◆ Brief:
The entries below are to be transcribed in full, without their images.

-- -- --

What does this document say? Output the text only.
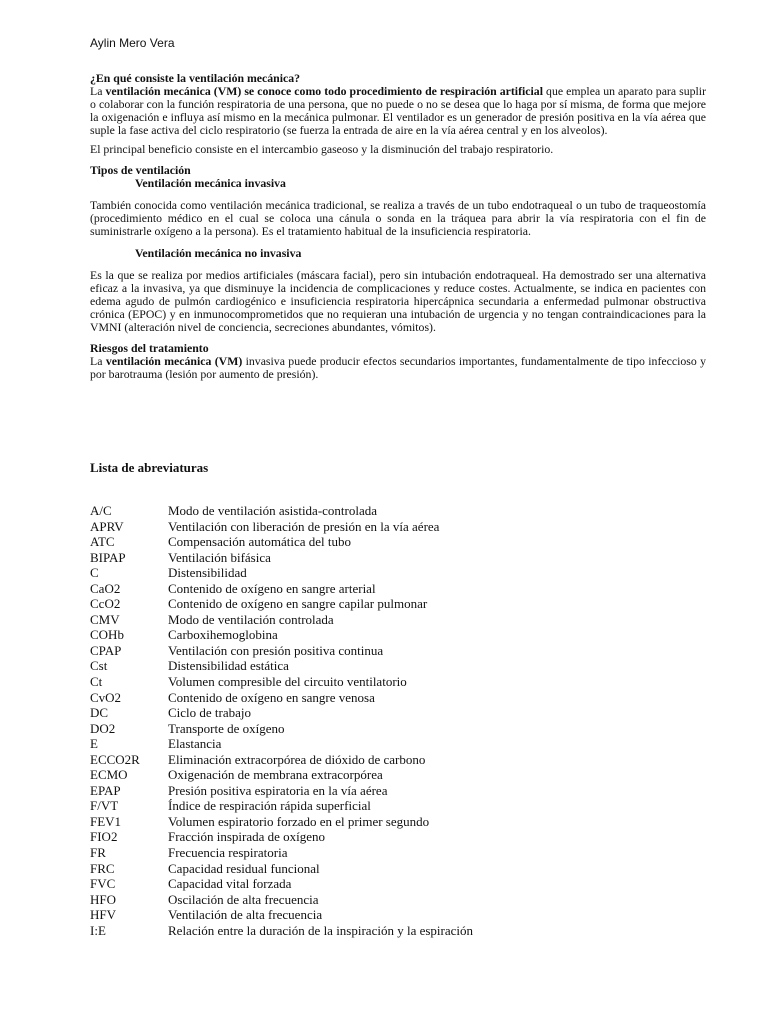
Aylin Mero Vera

¿En qué consiste la ventilación mecánica?

La ventilación mecánica (VM) se conoce como todo procedimiento de respiración artificial que emplea un aparato para suplir o colaborar con la función respiratoria de una persona, que no puede o no se desea que lo haga por sí misma, de forma que mejore la oxigenación e influya así mismo en la mecánica pulmonar. El ventilador es un generador de presión positiva en la vía aérea que suple la fase activa del ciclo respiratorio (se fuerza la entrada de aire en la vía aérea central y en los alveolos).

El principal beneficio consiste en el intercambio gaseoso y la disminución del trabajo respiratorio.

Tipos de ventilación

Ventilación mecánica invasiva

También conocida como ventilación mecánica tradicional, se realiza a través de un tubo endotraqueal o un tubo de traqueostomía (procedimiento médico en el cual se coloca una cánula o sonda en la tráquea para abrir la vía respiratoria con el fin de suministrarle oxígeno a la persona). Es el tratamiento habitual de la insuficiencia respiratoria.

Ventilación mecánica no invasiva

Es la que se realiza por medios artificiales (máscara facial), pero sin intubación endotraqueal. Ha demostrado ser una alternativa eficaz a la invasiva, ya que disminuye la incidencia de complicaciones y reduce costes. Actualmente, se indica en pacientes con edema agudo de pulmón cardiogénico e insuficiencia respiratoria hipercápnica secundaria a enfermedad pulmonar obstructiva crónica (EPOC) y en inmunocomprometidos que no requieran una intubación de urgencia y no tengan contraindicaciones para la VMNI (alteración nivel de conciencia, secreciones abundantes, vómitos).

Riesgos del tratamiento

La ventilación mecánica (VM) invasiva puede producir efectos secundarios importantes, fundamentalmente de tipo infeccioso y por barotrauma (lesión por aumento de presión).

Lista de abreviaturas
A/C	Modo de ventilación asistida-controlada
APRV	Ventilación con liberación de presión en la vía aérea
ATC	Compensación automática del tubo
BIPAP	Ventilación bifásica
C	Distensibilidad
CaO2	Contenido de oxígeno en sangre arterial
CcO2	Contenido de oxígeno en sangre capilar pulmonar
CMV	Modo de ventilación controlada
COHb	Carboxihemoglobina
CPAP	Ventilación con presión positiva continua
Cst	Distensibilidad estática
Ct	Volumen compresible del circuito ventilatorio
CvO2	Contenido de oxígeno en sangre venosa
DC	Ciclo de trabajo
DO2	Transporte de oxígeno
E	Elastancia
ECCO2R	Eliminación extracorpórea de dióxido de carbono
ECMO	Oxigenación de membrana extracorpórea
EPAP	Presión positiva espiratoria en la vía aérea
F/VT	Índice de respiración rápida superficial
FEV1	Volumen espiratorio forzado en el primer segundo
FIO2	Fracción inspirada de oxígeno
FR	Frecuencia respiratoria
FRC	Capacidad residual funcional
FVC	Capacidad vital forzada
HFO	Oscilación de alta frecuencia
HFV	Ventilación de alta frecuencia
I:E	Relación entre la duración de la inspiración y la espiración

-- -- --

◆ Expected answer:
What does this document say? Output the text only.
Aylin Mero Vera

¿En qué consiste la ventilación mecánica?

La ventilación mecánica (VM) se conoce como todo procedimiento de respiración artificial que emplea un aparato para suplir o colaborar con la función respiratoria de una persona, que no puede o no se desea que lo haga por sí misma, de forma que mejore la oxigenación e influya así mismo en la mecánica pulmonar. El ventilador es un generador de presión positiva en la vía aérea que suple la fase activa del ciclo respiratorio (se fuerza la entrada de aire en la vía aérea central y en los alveolos).

El principal beneficio consiste en el intercambio gaseoso y la disminución del trabajo respiratorio.

Tipos de ventilación

Ventilación mecánica invasiva

También conocida como ventilación mecánica tradicional, se realiza a través de un tubo endotraqueal o un tubo de traqueostomía (procedimiento médico en el cual se coloca una cánula o sonda en la tráquea para abrir la vía respiratoria con el fin de suministrarle oxígeno a la persona). Es el tratamiento habitual de la insuficiencia respiratoria.

Ventilación mecánica no invasiva

Es la que se realiza por medios artificiales (máscara facial), pero sin intubación endotraqueal. Ha demostrado ser una alternativa eficaz a la invasiva, ya que disminuye la incidencia de complicaciones y reduce costes. Actualmente, se indica en pacientes con edema agudo de pulmón cardiogénico e insuficiencia respiratoria hipercápnica secundaria a enfermedad pulmonar obstructiva crónica (EPOC) y en inmunocomprometidos que no requieran una intubación de urgencia y no tengan contraindicaciones para la VMNI (alteración nivel de conciencia, secreciones abundantes, vómitos).

Riesgos del tratamiento

La ventilación mecánica (VM) invasiva puede producir efectos secundarios importantes, fundamentalmente de tipo infeccioso y por barotrauma (lesión por aumento de presión).

Lista de abreviaturas
A/C	Modo de ventilación asistida-controlada
APRV	Ventilación con liberación de presión en la vía aérea
ATC	Compensación automática del tubo
BIPAP	Ventilación bifásica
C	Distensibilidad
CaO2	Contenido de oxígeno en sangre arterial
CcO2	Contenido de oxígeno en sangre capilar pulmonar
CMV	Modo de ventilación controlada
COHb	Carboxihemoglobina
CPAP	Ventilación con presión positiva continua
Cst	Distensibilidad estática
Ct	Volumen compresible del circuito ventilatorio
CvO2	Contenido de oxígeno en sangre venosa
DC	Ciclo de trabajo
DO2	Transporte de oxígeno
E	Elastancia
ECCO2R	Eliminación extracorpórea de dióxido de carbono
ECMO	Oxigenación de membrana extracorpórea
EPAP	Presión positiva espiratoria en la vía aérea
F/VT	Índice de respiración rápida superficial
FEV1	Volumen espiratorio forzado en el primer segundo
FIO2	Fracción inspirada de oxígeno
FR	Frecuencia respiratoria
FRC	Capacidad residual funcional
FVC	Capacidad vital forzada
HFO	Oscilación de alta frecuencia
HFV	Ventilación de alta frecuencia
I:E	Relación entre la duración de la inspiración y la espiración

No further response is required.